>> START INFORMATION GIVEN

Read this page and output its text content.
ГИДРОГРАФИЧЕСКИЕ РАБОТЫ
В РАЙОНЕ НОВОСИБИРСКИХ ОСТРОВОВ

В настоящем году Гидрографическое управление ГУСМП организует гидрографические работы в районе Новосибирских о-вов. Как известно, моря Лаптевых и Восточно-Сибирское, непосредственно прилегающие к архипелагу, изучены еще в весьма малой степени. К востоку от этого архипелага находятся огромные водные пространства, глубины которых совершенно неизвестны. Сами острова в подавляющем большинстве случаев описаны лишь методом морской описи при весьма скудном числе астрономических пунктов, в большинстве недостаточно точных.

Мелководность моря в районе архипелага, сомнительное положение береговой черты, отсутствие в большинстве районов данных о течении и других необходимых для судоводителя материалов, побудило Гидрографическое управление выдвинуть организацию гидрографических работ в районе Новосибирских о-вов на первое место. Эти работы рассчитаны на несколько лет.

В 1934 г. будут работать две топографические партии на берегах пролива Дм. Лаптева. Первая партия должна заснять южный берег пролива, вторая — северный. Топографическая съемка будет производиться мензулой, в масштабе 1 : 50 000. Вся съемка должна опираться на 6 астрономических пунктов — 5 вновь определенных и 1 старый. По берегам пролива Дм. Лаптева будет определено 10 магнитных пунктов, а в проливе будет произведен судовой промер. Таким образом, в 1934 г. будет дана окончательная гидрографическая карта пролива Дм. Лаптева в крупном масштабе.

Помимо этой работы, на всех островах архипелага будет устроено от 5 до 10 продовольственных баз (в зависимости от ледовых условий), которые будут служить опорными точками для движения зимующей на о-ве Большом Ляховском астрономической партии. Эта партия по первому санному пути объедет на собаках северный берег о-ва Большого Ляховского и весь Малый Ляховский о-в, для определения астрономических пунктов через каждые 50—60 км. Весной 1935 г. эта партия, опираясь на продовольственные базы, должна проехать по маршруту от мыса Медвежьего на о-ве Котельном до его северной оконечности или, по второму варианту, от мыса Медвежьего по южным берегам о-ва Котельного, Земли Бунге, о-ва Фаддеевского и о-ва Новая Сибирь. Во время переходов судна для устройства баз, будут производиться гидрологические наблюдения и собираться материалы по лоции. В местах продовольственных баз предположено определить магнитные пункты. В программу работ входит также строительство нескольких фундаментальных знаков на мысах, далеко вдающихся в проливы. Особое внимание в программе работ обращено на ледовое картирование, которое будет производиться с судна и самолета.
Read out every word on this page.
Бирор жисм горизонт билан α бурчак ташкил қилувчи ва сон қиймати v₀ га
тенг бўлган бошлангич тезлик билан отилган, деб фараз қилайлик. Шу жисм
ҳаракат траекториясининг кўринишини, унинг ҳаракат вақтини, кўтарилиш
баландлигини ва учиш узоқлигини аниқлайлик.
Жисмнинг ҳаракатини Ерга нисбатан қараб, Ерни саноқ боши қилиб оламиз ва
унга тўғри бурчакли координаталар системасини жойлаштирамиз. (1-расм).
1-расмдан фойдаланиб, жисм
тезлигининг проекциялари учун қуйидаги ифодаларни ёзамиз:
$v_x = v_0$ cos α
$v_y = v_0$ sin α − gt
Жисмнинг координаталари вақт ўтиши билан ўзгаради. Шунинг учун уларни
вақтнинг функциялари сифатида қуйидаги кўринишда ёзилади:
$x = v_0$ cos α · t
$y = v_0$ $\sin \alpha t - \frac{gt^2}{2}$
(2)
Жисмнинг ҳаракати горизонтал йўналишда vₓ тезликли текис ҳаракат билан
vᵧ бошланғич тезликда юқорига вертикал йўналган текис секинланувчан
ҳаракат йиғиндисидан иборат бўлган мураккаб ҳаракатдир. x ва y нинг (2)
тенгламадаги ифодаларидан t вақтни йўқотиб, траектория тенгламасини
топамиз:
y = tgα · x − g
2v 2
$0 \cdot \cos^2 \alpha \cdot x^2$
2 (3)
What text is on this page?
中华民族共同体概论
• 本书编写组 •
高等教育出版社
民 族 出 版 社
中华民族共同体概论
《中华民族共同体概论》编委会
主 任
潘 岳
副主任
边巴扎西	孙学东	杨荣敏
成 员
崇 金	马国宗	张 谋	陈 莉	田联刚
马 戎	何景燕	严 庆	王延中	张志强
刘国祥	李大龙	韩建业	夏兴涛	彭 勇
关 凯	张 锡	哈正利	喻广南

>> END INFORMATION GIVEN

*EXERCISE GOAL*
Give back the whole listing exactly as it reads.

*SOLUTION FOR THIS PROBLEM*
Read this page and output its text content.
ГИДРОГРАФИЧЕСКИЕ РАБОТЫ
В РАЙОНЕ НОВОСИБИРСКИХ ОСТРОВОВ

В настоящем году Гидрографическое управление ГУСМП организует гидрографические работы в районе Новосибирских о-вов. Как известно, моря Лаптевых и Восточно-Сибирское, непосредственно прилегающие к архипелагу, изучены еще в весьма малой степени. К востоку от этого архипелага находятся огромные водные пространства, глубины которых совершенно неизвестны. Сами острова в подавляющем большинстве случаев описаны лишь методом морской описи при весьма скудном числе астрономических пунктов, в большинстве недостаточно точных.

Мелководность моря в районе архипелага, сомнительное положение береговой черты, отсутствие в большинстве районов данных о течении и других необходимых для судоводителя материалов, побудило Гидрографическое управление выдвинуть организацию гидрографических работ в районе Новосибирских о-вов на первое место. Эти работы рассчитаны на несколько лет.

В 1934 г. будут работать две топографические партии на берегах пролива Дм. Лаптева. Первая партия должна заснять южный берег пролива, вторая — северный. Топографическая съемка будет производиться мензулой, в масштабе 1 : 50 000. Вся съемка должна опираться на 6 астрономических пунктов — 5 вновь определенных и 1 старый. По берегам пролива Дм. Лаптева будет определено 10 магнитных пунктов, а в проливе будет произведен судовой промер. Таким образом, в 1934 г. будет дана окончательная гидрографическая карта пролива Дм. Лаптева в крупном масштабе.

Помимо этой работы, на всех островах архипелага будет устроено от 5 до 10 продовольственных баз (в зависимости от ледовых условий), которые будут служить опорными точками для движения зимующей на о-ве Большом Ляховском астрономической партии. Эта партия по первому санному пути объедет на собаках северный берег о-ва Большого Ляховского и весь Малый Ляховский о-в, для определения астрономических пунктов через каждые 50—60 км. Весной 1935 г. эта партия, опираясь на продовольственные базы, должна проехать по маршруту от мыса Медвежьего на о-ве Котельном до его северной оконечности или, по второму варианту, от мыса Медвежьего по южным берегам о-ва Котельного, Земли Бунге, о-ва Фаддеевского и о-ва Новая Сибирь. Во время переходов судна для устройства баз, будут производиться гидрологические наблюдения и собираться материалы по лоции. В местах продовольственных баз предположено определить магнитные пункты. В программу работ входит также строительство нескольких фундаментальных знаков на мысах, далеко вдающихся в проливы. Особое внимание в программе работ обращено на ледовое картирование, которое будет производиться с судна и самолета.
Read out every word on this page.
Бирор жисм горизонт билан α бурчак ташкил қилувчи ва сон қиймати v₀ га
тенг бўлган бошлангич тезлик билан отилган, деб фараз қилайлик. Шу жисм
ҳаракат траекториясининг кўринишини, унинг ҳаракат вақтини, кўтарилиш
баландлигини ва учиш узоқлигини аниқлайлик.
Жисмнинг ҳаракатини Ерга нисбатан қараб, Ерни саноқ боши қилиб оламиз ва
унга тўғри бурчакли координаталар системасини жойлаштирамиз. (1-расм).
1-расмдан фойдаланиб, жисм
тезлигининг проекциялари учун қуйидаги ифодаларни ёзамиз:
$v_x = v_0$ cos α
$v_y = v_0$ sin α − gt
Жисмнинг координаталари вақт ўтиши билан ўзгаради. Шунинг учун уларни
вақтнинг функциялари сифатида қуйидаги кўринишда ёзилади:
$x = v_0$ cos α · t
$y = v_0$ $\sin \alpha t - \frac{gt^2}{2}$
(2)
Жисмнинг ҳаракати горизонтал йўналишда vₓ тезликли текис ҳаракат билан
vᵧ бошланғич тезликда юқорига вертикал йўналган текис секинланувчан
ҳаракат йиғиндисидан иборат бўлган мураккаб ҳаракатдир. x ва y нинг (2)
тенгламадаги ифодаларидан t вақтни йўқотиб, траектория тенгламасини
топамиз:
y = tgα · x − g
2v 2
$0 \cdot \cos^2 \alpha \cdot x^2$
2 (3)
What text is on this page?
中华民族共同体概论
• 本书编写组 •
高等教育出版社
民 族 出 版 社
中华民族共同体概论
《中华民族共同体概论》编委会
主 任
潘 岳
副主任
边巴扎西	孙学东	杨荣敏
成 员
崇 金	马国宗	张 谋	陈 莉	田联刚
马 戎	何景燕	严 庆	王延中	张志强
刘国祥	李大龙	韩建业	夏兴涛	彭 勇
关 凯	张 锡	哈正利	喻广南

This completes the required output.